• Data to use:
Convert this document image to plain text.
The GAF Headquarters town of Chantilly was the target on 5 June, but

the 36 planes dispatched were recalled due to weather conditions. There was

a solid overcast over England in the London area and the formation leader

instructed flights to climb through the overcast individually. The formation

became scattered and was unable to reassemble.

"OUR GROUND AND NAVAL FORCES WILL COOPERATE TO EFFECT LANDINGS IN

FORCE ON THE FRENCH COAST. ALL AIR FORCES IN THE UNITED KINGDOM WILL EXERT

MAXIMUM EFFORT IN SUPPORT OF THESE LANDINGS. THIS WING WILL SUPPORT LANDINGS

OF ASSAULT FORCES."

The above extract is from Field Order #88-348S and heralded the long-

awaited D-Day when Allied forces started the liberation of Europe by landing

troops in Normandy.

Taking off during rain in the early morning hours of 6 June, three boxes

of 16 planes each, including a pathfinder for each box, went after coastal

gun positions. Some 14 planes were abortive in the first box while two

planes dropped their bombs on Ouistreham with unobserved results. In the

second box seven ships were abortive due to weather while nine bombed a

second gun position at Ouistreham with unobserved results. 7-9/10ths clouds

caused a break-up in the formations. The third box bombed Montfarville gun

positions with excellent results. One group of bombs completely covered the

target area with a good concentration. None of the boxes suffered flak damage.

• Directions: Report how many lines above hold the string "Ouistreham", giving nothing but the number.

• Task answer: 2